::: PROVIDED ENTRIES :::
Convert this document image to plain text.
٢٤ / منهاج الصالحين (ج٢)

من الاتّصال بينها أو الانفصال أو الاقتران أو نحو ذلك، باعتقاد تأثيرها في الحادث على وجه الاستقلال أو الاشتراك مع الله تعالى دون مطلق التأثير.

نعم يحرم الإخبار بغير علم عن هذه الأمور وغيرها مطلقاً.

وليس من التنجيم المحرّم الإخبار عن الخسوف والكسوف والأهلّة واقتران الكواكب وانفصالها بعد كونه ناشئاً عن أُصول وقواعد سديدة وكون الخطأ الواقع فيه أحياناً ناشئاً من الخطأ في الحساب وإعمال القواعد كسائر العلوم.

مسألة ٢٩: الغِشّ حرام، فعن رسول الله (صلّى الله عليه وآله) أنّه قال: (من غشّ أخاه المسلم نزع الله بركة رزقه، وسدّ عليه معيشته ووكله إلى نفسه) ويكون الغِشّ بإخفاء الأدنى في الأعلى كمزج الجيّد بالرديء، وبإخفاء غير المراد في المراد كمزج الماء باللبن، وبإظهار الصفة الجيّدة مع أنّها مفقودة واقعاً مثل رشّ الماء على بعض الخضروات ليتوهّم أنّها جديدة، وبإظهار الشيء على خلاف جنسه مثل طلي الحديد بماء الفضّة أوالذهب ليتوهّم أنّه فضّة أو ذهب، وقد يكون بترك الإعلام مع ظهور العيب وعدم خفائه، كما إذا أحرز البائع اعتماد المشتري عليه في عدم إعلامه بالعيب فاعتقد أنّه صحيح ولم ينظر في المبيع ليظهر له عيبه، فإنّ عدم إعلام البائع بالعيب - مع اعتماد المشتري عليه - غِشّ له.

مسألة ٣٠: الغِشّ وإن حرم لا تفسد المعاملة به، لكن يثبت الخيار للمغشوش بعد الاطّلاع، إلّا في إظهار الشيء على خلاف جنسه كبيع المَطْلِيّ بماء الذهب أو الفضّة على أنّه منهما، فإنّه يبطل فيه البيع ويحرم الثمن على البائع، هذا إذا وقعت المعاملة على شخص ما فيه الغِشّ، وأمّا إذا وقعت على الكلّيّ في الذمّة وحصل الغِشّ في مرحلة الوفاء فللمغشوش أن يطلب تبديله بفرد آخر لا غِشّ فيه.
:::
EXERCISE REQUIREMENTS » Every record should be repeated exactly; please leave none out.

OUTPUT FOR THIS TASK »
Convert this document image to plain text.
٢٤ / منهاج الصالحين (ج٢)

من الاتّصال بينها أو الانفصال أو الاقتران أو نحو ذلك، باعتقاد تأثيرها في الحادث على وجه الاستقلال أو الاشتراك مع الله تعالى دون مطلق التأثير.

نعم يحرم الإخبار بغير علم عن هذه الأمور وغيرها مطلقاً.

وليس من التنجيم المحرّم الإخبار عن الخسوف والكسوف والأهلّة واقتران الكواكب وانفصالها بعد كونه ناشئاً عن أُصول وقواعد سديدة وكون الخطأ الواقع فيه أحياناً ناشئاً من الخطأ في الحساب وإعمال القواعد كسائر العلوم.

مسألة ٢٩: الغِشّ حرام، فعن رسول الله (صلّى الله عليه وآله) أنّه قال: (من غشّ أخاه المسلم نزع الله بركة رزقه، وسدّ عليه معيشته ووكله إلى نفسه) ويكون الغِشّ بإخفاء الأدنى في الأعلى كمزج الجيّد بالرديء، وبإخفاء غير المراد في المراد كمزج الماء باللبن، وبإظهار الصفة الجيّدة مع أنّها مفقودة واقعاً مثل رشّ الماء على بعض الخضروات ليتوهّم أنّها جديدة، وبإظهار الشيء على خلاف جنسه مثل طلي الحديد بماء الفضّة أوالذهب ليتوهّم أنّه فضّة أو ذهب، وقد يكون بترك الإعلام مع ظهور العيب وعدم خفائه، كما إذا أحرز البائع اعتماد المشتري عليه في عدم إعلامه بالعيب فاعتقد أنّه صحيح ولم ينظر في المبيع ليظهر له عيبه، فإنّ عدم إعلام البائع بالعيب - مع اعتماد المشتري عليه - غِشّ له.

مسألة ٣٠: الغِشّ وإن حرم لا تفسد المعاملة به، لكن يثبت الخيار للمغشوش بعد الاطّلاع، إلّا في إظهار الشيء على خلاف جنسه كبيع المَطْلِيّ بماء الذهب أو الفضّة على أنّه منهما، فإنّه يبطل فيه البيع ويحرم الثمن على البائع، هذا إذا وقعت المعاملة على شخص ما فيه الغِشّ، وأمّا إذا وقعت على الكلّيّ في الذمّة وحصل الغِشّ في مرحلة الوفاء فللمغشوش أن يطلب تبديله بفرد آخر لا غِشّ فيه.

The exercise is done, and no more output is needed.